**Task requirements**. Can you write out the whole listing exactly?

**Supplied material**.
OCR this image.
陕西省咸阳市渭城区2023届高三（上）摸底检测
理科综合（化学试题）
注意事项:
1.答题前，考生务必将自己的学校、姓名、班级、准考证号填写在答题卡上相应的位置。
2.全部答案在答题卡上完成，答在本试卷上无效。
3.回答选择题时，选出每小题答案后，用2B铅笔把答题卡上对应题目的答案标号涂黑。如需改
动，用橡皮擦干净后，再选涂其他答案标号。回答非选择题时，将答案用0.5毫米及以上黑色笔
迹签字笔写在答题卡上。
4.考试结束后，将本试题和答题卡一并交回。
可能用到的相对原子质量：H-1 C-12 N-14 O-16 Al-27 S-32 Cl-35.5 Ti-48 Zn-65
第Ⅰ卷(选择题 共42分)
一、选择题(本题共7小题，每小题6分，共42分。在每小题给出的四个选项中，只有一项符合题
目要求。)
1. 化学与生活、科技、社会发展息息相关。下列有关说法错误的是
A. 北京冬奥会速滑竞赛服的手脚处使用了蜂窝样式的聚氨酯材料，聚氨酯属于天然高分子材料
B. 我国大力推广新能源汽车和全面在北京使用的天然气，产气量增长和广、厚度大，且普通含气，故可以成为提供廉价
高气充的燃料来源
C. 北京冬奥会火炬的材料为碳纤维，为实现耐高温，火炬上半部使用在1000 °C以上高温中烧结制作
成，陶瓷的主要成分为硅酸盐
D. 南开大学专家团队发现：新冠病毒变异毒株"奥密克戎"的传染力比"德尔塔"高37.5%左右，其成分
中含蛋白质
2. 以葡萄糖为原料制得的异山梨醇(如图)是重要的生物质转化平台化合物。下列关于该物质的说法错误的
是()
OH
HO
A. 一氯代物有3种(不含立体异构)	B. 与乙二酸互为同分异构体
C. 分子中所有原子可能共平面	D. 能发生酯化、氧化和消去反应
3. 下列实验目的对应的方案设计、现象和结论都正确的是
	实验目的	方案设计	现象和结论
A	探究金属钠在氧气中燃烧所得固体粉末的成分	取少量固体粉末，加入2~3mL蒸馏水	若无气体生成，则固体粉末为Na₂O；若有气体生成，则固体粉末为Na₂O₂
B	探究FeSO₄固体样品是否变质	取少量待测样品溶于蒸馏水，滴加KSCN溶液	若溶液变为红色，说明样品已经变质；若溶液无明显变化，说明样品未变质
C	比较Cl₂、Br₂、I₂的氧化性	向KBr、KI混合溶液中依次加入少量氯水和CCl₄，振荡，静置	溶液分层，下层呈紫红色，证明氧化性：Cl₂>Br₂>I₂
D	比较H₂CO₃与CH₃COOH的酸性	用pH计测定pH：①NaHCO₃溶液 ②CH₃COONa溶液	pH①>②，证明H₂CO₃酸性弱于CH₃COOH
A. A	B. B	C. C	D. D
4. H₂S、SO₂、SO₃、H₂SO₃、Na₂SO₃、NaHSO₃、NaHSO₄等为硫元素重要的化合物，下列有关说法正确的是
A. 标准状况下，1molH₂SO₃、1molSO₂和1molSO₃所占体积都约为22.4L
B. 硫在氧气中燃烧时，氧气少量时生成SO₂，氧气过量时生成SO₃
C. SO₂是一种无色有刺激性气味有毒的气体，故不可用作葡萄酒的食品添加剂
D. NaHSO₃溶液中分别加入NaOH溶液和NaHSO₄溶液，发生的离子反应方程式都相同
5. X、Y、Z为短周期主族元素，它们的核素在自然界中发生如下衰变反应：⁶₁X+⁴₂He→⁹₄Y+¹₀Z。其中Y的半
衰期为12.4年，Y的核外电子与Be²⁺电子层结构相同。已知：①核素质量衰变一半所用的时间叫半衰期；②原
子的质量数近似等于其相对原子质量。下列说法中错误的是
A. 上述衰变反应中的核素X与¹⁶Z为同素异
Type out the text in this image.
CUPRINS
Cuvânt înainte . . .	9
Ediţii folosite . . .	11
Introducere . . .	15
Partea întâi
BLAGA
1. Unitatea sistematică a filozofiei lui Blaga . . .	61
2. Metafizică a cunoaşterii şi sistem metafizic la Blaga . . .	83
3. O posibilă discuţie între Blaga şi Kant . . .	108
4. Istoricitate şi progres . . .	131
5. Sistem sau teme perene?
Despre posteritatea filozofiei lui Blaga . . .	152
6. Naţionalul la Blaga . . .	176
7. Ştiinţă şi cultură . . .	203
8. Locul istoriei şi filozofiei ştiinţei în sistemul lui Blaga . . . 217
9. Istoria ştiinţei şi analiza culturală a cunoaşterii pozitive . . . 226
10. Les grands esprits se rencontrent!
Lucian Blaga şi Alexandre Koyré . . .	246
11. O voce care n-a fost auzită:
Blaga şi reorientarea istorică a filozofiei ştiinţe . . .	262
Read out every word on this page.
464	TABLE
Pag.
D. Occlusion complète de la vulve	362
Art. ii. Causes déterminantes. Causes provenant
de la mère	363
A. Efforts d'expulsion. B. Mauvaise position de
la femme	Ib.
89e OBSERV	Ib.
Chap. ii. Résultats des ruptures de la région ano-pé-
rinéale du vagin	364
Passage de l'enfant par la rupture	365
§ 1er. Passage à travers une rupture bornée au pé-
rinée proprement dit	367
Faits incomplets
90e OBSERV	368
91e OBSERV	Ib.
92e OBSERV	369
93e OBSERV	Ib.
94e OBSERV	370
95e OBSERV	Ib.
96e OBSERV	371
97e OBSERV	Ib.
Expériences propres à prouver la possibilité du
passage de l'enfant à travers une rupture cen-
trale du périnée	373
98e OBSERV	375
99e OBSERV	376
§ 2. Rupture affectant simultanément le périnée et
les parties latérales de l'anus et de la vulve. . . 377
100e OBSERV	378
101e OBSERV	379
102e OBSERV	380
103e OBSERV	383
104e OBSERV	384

**Solution for this problem**.
OCR this image.
陕西省咸阳市渭城区2023届高三（上）摸底检测
理科综合（化学试题）
注意事项:
1.答题前，考生务必将自己的学校、姓名、班级、准考证号填写在答题卡上相应的位置。
2.全部答案在答题卡上完成，答在本试卷上无效。
3.回答选择题时，选出每小题答案后，用2B铅笔把答题卡上对应题目的答案标号涂黑。如需改
动，用橡皮擦干净后，再选涂其他答案标号。回答非选择题时，将答案用0.5毫米及以上黑色笔
迹签字笔写在答题卡上。
4.考试结束后，将本试题和答题卡一并交回。
可能用到的相对原子质量：H-1 C-12 N-14 O-16 Al-27 S-32 Cl-35.5 Ti-48 Zn-65
第Ⅰ卷(选择题 共42分)
一、选择题(本题共7小题，每小题6分，共42分。在每小题给出的四个选项中，只有一项符合题
目要求。)
1. 化学与生活、科技、社会发展息息相关。下列有关说法错误的是
A. 北京冬奥会速滑竞赛服的手脚处使用了蜂窝样式的聚氨酯材料，聚氨酯属于天然高分子材料
B. 我国大力推广新能源汽车和全面在北京使用的天然气，产气量增长和广、厚度大，且普通含气，故可以成为提供廉价
高气充的燃料来源
C. 北京冬奥会火炬的材料为碳纤维，为实现耐高温，火炬上半部使用在1000 °C以上高温中烧结制作
成，陶瓷的主要成分为硅酸盐
D. 南开大学专家团队发现：新冠病毒变异毒株"奥密克戎"的传染力比"德尔塔"高37.5%左右，其成分
中含蛋白质
2. 以葡萄糖为原料制得的异山梨醇(如图)是重要的生物质转化平台化合物。下列关于该物质的说法错误的
是()
OH
HO
A. 一氯代物有3种(不含立体异构)	B. 与乙二酸互为同分异构体
C. 分子中所有原子可能共平面	D. 能发生酯化、氧化和消去反应
3. 下列实验目的对应的方案设计、现象和结论都正确的是
	实验目的	方案设计	现象和结论
A	探究金属钠在氧气中燃烧所得固体粉末的成分	取少量固体粉末，加入2~3mL蒸馏水	若无气体生成，则固体粉末为Na₂O；若有气体生成，则固体粉末为Na₂O₂
B	探究FeSO₄固体样品是否变质	取少量待测样品溶于蒸馏水，滴加KSCN溶液	若溶液变为红色，说明样品已经变质；若溶液无明显变化，说明样品未变质
C	比较Cl₂、Br₂、I₂的氧化性	向KBr、KI混合溶液中依次加入少量氯水和CCl₄，振荡，静置	溶液分层，下层呈紫红色，证明氧化性：Cl₂>Br₂>I₂
D	比较H₂CO₃与CH₃COOH的酸性	用pH计测定pH：①NaHCO₃溶液 ②CH₃COONa溶液	pH①>②，证明H₂CO₃酸性弱于CH₃COOH
A. A	B. B	C. C	D. D
4. H₂S、SO₂、SO₃、H₂SO₃、Na₂SO₃、NaHSO₃、NaHSO₄等为硫元素重要的化合物，下列有关说法正确的是
A. 标准状况下，1molH₂SO₃、1molSO₂和1molSO₃所占体积都约为22.4L
B. 硫在氧气中燃烧时，氧气少量时生成SO₂，氧气过量时生成SO₃
C. SO₂是一种无色有刺激性气味有毒的气体，故不可用作葡萄酒的食品添加剂
D. NaHSO₃溶液中分别加入NaOH溶液和NaHSO₄溶液，发生的离子反应方程式都相同
5. X、Y、Z为短周期主族元素，它们的核素在自然界中发生如下衰变反应：⁶₁X+⁴₂He→⁹₄Y+¹₀Z。其中Y的半
衰期为12.4年，Y的核外电子与Be²⁺电子层结构相同。已知：①核素质量衰变一半所用的时间叫半衰期；②原
子的质量数近似等于其相对原子质量。下列说法中错误的是
A. 上述衰变反应中的核素X与¹⁶Z为同素异
Type out the text in this image.
CUPRINS
Cuvânt înainte . . .	9
Ediţii folosite . . .	11
Introducere . . .	15
Partea întâi
BLAGA
1. Unitatea sistematică a filozofiei lui Blaga . . .	61
2. Metafizică a cunoaşterii şi sistem metafizic la Blaga . . .	83
3. O posibilă discuţie între Blaga şi Kant . . .	108
4. Istoricitate şi progres . . .	131
5. Sistem sau teme perene?
Despre posteritatea filozofiei lui Blaga . . .	152
6. Naţionalul la Blaga . . .	176
7. Ştiinţă şi cultură . . .	203
8. Locul istoriei şi filozofiei ştiinţei în sistemul lui Blaga . . . 217
9. Istoria ştiinţei şi analiza culturală a cunoaşterii pozitive . . . 226
10. Les grands esprits se rencontrent!
Lucian Blaga şi Alexandre Koyré . . .	246
11. O voce care n-a fost auzită:
Blaga şi reorientarea istorică a filozofiei ştiinţe . . .	262
Read out every word on this page.
464	TABLE
Pag.
D. Occlusion complète de la vulve	362
Art. ii. Causes déterminantes. Causes provenant
de la mère	363
A. Efforts d'expulsion. B. Mauvaise position de
la femme	Ib.
89e OBSERV	Ib.
Chap. ii. Résultats des ruptures de la région ano-pé-
rinéale du vagin	364
Passage de l'enfant par la rupture	365
§ 1er. Passage à travers une rupture bornée au pé-
rinée proprement dit	367
Faits incomplets
90e OBSERV	368
91e OBSERV	Ib.
92e OBSERV	369
93e OBSERV	Ib.
94e OBSERV	370
95e OBSERV	Ib.
96e OBSERV	371
97e OBSERV	Ib.
Expériences propres à prouver la possibilité du
passage de l'enfant à travers une rupture cen-
trale du périnée	373
98e OBSERV	375
99e OBSERV	376
§ 2. Rupture affectant simultanément le périnée et
les parties latérales de l'anus et de la vulve. . . 377
100e OBSERV	378
101e OBSERV	379
102e OBSERV	380
103e OBSERV	383
104e OBSERV	384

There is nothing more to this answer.